Information supplied:
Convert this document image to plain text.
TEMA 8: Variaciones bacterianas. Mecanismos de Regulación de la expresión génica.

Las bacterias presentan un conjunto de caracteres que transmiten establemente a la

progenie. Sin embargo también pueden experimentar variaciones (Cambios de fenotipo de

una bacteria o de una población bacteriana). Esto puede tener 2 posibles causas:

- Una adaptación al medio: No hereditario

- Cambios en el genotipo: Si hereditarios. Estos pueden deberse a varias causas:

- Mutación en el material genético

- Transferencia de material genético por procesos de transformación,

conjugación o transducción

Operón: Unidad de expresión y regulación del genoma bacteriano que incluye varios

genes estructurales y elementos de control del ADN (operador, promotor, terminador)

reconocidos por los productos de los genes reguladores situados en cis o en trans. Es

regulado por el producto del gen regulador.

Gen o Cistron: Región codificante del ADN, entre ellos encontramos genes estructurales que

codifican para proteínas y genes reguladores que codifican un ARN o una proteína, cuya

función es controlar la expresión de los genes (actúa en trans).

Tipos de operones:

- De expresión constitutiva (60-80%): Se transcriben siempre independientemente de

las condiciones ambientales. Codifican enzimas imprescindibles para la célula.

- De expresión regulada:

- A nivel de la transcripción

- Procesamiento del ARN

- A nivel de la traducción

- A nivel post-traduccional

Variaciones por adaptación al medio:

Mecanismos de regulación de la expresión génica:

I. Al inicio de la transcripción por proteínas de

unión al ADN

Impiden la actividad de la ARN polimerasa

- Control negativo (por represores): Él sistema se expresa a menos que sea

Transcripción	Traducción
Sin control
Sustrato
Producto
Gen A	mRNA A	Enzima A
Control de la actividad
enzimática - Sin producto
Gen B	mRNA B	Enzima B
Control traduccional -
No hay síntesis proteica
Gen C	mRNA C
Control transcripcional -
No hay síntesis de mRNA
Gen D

Brief: For every entry in the records above, write an exact copy.

Answer to the exercise:
Convert this document image to plain text.
TEMA 8: Variaciones bacterianas. Mecanismos de Regulación de la expresión génica.

Las bacterias presentan un conjunto de caracteres que transmiten establemente a la

progenie. Sin embargo también pueden experimentar variaciones (Cambios de fenotipo de

una bacteria o de una población bacteriana). Esto puede tener 2 posibles causas:

- Una adaptación al medio: No hereditario

- Cambios en el genotipo: Si hereditarios. Estos pueden deberse a varias causas:

- Mutación en el material genético

- Transferencia de material genético por procesos de transformación,

conjugación o transducción

Operón: Unidad de expresión y regulación del genoma bacteriano que incluye varios

genes estructurales y elementos de control del ADN (operador, promotor, terminador)

reconocidos por los productos de los genes reguladores situados en cis o en trans. Es

regulado por el producto del gen regulador.

Gen o Cistron: Región codificante del ADN, entre ellos encontramos genes estructurales que

codifican para proteínas y genes reguladores que codifican un ARN o una proteína, cuya

función es controlar la expresión de los genes (actúa en trans).

Tipos de operones:

- De expresión constitutiva (60-80%): Se transcriben siempre independientemente de

las condiciones ambientales. Codifican enzimas imprescindibles para la célula.

- De expresión regulada:

- A nivel de la transcripción

- Procesamiento del ARN

- A nivel de la traducción

- A nivel post-traduccional

Variaciones por adaptación al medio:

Mecanismos de regulación de la expresión génica:

I. Al inicio de la transcripción por proteínas de

unión al ADN

Impiden la actividad de la ARN polimerasa

- Control negativo (por represores): Él sistema se expresa a menos que sea

Transcripción	Traducción
Sin control
Sustrato
Producto
Gen A	mRNA A	Enzima A
Control de la actividad
enzimática - Sin producto
Gen B	mRNA B	Enzima B
Control traduccional -
No hay síntesis proteica
Gen C	mRNA C
Control transcripcional -
No hay síntesis de mRNA
Gen D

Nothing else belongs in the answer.